Begin Dataset content

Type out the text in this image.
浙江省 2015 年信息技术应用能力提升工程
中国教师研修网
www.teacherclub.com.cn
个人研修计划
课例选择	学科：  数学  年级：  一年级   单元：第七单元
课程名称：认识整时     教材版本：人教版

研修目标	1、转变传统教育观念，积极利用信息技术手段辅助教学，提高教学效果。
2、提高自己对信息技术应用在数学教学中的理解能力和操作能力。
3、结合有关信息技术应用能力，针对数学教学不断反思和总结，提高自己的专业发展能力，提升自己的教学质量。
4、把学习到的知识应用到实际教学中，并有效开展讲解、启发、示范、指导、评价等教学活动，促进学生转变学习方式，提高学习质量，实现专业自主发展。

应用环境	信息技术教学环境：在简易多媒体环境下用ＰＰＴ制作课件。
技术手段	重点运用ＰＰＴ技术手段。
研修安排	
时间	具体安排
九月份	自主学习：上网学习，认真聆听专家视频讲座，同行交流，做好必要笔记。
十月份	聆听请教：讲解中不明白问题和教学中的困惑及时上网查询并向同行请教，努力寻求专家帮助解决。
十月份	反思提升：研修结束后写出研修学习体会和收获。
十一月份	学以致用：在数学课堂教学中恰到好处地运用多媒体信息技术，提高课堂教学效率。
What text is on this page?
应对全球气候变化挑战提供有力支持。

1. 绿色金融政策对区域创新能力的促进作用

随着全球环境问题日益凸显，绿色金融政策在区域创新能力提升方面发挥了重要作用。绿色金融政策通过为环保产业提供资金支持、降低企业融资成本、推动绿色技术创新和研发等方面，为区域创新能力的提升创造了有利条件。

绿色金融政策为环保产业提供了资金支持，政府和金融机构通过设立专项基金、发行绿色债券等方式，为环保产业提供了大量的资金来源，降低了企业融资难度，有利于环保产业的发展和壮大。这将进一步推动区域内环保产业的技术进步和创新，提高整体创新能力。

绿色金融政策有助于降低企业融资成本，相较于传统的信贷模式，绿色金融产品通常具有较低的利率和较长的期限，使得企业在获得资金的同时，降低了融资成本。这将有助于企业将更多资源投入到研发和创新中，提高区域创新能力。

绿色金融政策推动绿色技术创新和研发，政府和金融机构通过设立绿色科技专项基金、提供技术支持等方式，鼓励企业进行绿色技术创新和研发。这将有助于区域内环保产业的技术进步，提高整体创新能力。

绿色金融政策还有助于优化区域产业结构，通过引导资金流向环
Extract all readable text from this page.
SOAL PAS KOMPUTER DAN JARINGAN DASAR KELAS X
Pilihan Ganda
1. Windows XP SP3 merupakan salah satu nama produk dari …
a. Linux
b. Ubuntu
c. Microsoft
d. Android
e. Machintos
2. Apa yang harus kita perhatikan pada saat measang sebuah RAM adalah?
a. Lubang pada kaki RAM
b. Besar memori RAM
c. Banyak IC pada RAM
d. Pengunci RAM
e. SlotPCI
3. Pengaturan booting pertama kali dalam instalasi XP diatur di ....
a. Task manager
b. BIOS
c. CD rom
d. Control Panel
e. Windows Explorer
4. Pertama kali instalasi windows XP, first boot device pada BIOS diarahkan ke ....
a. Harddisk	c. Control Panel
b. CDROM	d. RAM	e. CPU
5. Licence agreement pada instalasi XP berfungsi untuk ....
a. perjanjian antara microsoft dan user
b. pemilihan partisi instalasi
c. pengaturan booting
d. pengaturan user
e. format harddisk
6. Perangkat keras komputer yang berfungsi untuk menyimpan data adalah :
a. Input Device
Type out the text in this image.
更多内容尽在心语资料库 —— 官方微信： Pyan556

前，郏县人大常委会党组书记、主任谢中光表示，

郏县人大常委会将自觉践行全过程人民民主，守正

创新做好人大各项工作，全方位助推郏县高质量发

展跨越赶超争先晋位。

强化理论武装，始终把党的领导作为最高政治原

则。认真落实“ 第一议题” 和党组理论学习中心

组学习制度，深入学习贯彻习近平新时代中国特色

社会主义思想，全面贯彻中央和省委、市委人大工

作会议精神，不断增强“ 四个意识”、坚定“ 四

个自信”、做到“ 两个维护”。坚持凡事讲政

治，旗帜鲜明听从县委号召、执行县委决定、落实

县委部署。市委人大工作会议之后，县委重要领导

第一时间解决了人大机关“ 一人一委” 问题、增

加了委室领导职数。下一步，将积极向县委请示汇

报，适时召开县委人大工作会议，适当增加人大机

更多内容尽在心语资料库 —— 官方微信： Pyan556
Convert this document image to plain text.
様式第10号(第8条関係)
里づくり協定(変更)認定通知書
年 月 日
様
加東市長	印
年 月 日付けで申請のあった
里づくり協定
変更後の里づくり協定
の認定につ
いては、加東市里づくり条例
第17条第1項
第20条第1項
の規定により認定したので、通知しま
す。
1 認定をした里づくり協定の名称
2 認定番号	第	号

End Dataset content

● Directions
Using the listing above, retype each line exactly.

● Solution to this exercise
Type out the text in this image.
浙江省 2015 年信息技术应用能力提升工程
中国教师研修网
www.teacherclub.com.cn
个人研修计划
课例选择	学科：  数学  年级：  一年级   单元：第七单元
课程名称：认识整时     教材版本：人教版

研修目标	1、转变传统教育观念，积极利用信息技术手段辅助教学，提高教学效果。
2、提高自己对信息技术应用在数学教学中的理解能力和操作能力。
3、结合有关信息技术应用能力，针对数学教学不断反思和总结，提高自己的专业发展能力，提升自己的教学质量。
4、把学习到的知识应用到实际教学中，并有效开展讲解、启发、示范、指导、评价等教学活动，促进学生转变学习方式，提高学习质量，实现专业自主发展。

应用环境	信息技术教学环境：在简易多媒体环境下用ＰＰＴ制作课件。
技术手段	重点运用ＰＰＴ技术手段。
研修安排	
时间	具体安排
九月份	自主学习：上网学习，认真聆听专家视频讲座，同行交流，做好必要笔记。
十月份	聆听请教：讲解中不明白问题和教学中的困惑及时上网查询并向同行请教，努力寻求专家帮助解决。
十月份	反思提升：研修结束后写出研修学习体会和收获。
十一月份	学以致用：在数学课堂教学中恰到好处地运用多媒体信息技术，提高课堂教学效率。
What text is on this page?
应对全球气候变化挑战提供有力支持。

1. 绿色金融政策对区域创新能力的促进作用

随着全球环境问题日益凸显，绿色金融政策在区域创新能力提升方面发挥了重要作用。绿色金融政策通过为环保产业提供资金支持、降低企业融资成本、推动绿色技术创新和研发等方面，为区域创新能力的提升创造了有利条件。

绿色金融政策为环保产业提供了资金支持，政府和金融机构通过设立专项基金、发行绿色债券等方式，为环保产业提供了大量的资金来源，降低了企业融资难度，有利于环保产业的发展和壮大。这将进一步推动区域内环保产业的技术进步和创新，提高整体创新能力。

绿色金融政策有助于降低企业融资成本，相较于传统的信贷模式，绿色金融产品通常具有较低的利率和较长的期限，使得企业在获得资金的同时，降低了融资成本。这将有助于企业将更多资源投入到研发和创新中，提高区域创新能力。

绿色金融政策推动绿色技术创新和研发，政府和金融机构通过设立绿色科技专项基金、提供技术支持等方式，鼓励企业进行绿色技术创新和研发。这将有助于区域内环保产业的技术进步，提高整体创新能力。

绿色金融政策还有助于优化区域产业结构，通过引导资金流向环
Extract all readable text from this page.
SOAL PAS KOMPUTER DAN JARINGAN DASAR KELAS X
Pilihan Ganda
1. Windows XP SP3 merupakan salah satu nama produk dari …
a. Linux
b. Ubuntu
c. Microsoft
d. Android
e. Machintos
2. Apa yang harus kita perhatikan pada saat measang sebuah RAM adalah?
a. Lubang pada kaki RAM
b. Besar memori RAM
c. Banyak IC pada RAM
d. Pengunci RAM
e. SlotPCI
3. Pengaturan booting pertama kali dalam instalasi XP diatur di ....
a. Task manager
b. BIOS
c. CD rom
d. Control Panel
e. Windows Explorer
4. Pertama kali instalasi windows XP, first boot device pada BIOS diarahkan ke ....
a. Harddisk	c. Control Panel
b. CDROM	d. RAM	e. CPU
5. Licence agreement pada instalasi XP berfungsi untuk ....
a. perjanjian antara microsoft dan user
b. pemilihan partisi instalasi
c. pengaturan booting
d. pengaturan user
e. format harddisk
6. Perangkat keras komputer yang berfungsi untuk menyimpan data adalah :
a. Input Device
Type out the text in this image.
更多内容尽在心语资料库 —— 官方微信： Pyan556

前，郏县人大常委会党组书记、主任谢中光表示，

郏县人大常委会将自觉践行全过程人民民主，守正

创新做好人大各项工作，全方位助推郏县高质量发

展跨越赶超争先晋位。

强化理论武装，始终把党的领导作为最高政治原

则。认真落实“ 第一议题” 和党组理论学习中心

组学习制度，深入学习贯彻习近平新时代中国特色

社会主义思想，全面贯彻中央和省委、市委人大工

作会议精神，不断增强“ 四个意识”、坚定“ 四

个自信”、做到“ 两个维护”。坚持凡事讲政

治，旗帜鲜明听从县委号召、执行县委决定、落实

县委部署。市委人大工作会议之后，县委重要领导

第一时间解决了人大机关“ 一人一委” 问题、增

加了委室领导职数。下一步，将积极向县委请示汇

报，适时召开县委人大工作会议，适当增加人大机

更多内容尽在心语资料库 —— 官方微信： Pyan556
Convert this document image to plain text.
様式第10号(第8条関係)
里づくり協定(変更)認定通知書
年 月 日
様
加東市長	印
年 月 日付けで申請のあった
里づくり協定
変更後の里づくり協定
の認定につ
いては、加東市里づくり条例
第17条第1項
第20条第1項
の規定により認定したので、通知しま
す。
1 認定をした里づくり協定の名称
2 認定番号	第	号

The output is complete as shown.